==== Provided data

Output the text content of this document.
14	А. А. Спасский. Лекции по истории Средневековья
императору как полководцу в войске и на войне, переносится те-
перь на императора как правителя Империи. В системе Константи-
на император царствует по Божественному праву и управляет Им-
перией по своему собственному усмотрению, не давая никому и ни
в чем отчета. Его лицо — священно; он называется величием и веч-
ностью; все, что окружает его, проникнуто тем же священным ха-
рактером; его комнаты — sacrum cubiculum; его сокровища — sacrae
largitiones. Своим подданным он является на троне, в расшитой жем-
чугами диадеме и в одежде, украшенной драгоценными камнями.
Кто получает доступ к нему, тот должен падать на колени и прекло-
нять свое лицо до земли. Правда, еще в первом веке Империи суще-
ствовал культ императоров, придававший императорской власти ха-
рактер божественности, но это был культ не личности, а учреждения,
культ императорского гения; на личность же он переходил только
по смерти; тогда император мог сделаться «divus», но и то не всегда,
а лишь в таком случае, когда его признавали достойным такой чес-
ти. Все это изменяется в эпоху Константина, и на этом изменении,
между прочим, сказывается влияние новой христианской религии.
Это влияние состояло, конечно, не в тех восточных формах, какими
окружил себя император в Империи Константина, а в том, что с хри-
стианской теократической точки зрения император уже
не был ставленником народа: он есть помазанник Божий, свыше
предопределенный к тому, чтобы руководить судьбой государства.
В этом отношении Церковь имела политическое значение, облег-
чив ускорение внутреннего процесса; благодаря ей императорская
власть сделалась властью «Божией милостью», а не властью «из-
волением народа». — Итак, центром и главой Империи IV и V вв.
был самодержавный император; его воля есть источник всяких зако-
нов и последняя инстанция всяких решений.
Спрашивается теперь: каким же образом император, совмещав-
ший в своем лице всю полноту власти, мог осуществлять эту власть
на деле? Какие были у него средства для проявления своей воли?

========
==== Provided data

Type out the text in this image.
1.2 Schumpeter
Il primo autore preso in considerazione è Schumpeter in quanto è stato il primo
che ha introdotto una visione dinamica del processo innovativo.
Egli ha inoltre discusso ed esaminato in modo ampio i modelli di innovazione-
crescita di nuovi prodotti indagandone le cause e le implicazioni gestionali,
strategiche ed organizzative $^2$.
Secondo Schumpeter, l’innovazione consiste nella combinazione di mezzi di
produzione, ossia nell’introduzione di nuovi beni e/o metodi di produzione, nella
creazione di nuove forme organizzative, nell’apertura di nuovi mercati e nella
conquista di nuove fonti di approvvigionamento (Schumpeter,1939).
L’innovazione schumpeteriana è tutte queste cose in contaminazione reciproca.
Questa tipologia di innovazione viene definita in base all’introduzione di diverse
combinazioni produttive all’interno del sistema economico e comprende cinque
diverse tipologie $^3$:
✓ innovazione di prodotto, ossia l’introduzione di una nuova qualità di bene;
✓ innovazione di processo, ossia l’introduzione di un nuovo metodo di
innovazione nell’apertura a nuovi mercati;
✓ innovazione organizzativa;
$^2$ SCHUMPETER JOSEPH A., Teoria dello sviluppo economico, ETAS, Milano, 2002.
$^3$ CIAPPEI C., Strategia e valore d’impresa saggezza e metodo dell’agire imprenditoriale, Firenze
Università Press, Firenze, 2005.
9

========

*What needs to be done:*
Copy each line of the records containing the string "introduzione".

*The response:*
produzione, ossia nell’introduzione di nuovi beni e/o metodi di produzione, nella
Questa tipologia di innovazione viene definita in base all’introduzione di diverse
✓ innovazione di prodotto, ossia l’introduzione di una nuova qualità di bene;
✓ innovazione di processo, ossia l’introduzione di un nuovo metodo di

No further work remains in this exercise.